*Rows from a figure dataset*.
§

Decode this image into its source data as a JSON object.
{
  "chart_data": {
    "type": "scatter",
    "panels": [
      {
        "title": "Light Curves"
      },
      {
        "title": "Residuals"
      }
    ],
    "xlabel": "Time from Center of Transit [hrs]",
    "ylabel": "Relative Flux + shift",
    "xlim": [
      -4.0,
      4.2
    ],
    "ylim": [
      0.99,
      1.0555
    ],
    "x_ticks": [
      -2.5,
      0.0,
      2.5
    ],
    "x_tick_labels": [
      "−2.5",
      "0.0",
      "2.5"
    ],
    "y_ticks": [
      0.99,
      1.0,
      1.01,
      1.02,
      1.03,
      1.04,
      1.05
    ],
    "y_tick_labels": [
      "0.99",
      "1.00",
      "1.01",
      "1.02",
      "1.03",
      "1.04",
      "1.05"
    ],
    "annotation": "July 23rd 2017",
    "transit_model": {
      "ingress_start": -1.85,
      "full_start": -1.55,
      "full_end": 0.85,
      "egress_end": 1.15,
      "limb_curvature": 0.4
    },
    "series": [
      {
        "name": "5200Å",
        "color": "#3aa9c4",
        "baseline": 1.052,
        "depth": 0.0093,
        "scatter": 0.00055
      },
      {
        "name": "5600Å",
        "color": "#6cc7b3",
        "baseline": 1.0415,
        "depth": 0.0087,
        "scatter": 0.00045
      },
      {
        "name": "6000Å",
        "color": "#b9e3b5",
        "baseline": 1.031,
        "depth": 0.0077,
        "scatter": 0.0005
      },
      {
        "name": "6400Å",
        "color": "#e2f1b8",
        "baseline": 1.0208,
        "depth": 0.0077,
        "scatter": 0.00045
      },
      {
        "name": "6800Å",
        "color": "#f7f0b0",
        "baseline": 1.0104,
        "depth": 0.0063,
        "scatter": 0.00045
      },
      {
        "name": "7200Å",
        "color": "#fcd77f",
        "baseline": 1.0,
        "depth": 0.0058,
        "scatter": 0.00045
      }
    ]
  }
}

§

*TASK OBJECTIVE*.
Say how many lines of the data include the word "depth". Nothing other than the number should be given.

*RESULT FOR THIS TASK*.
6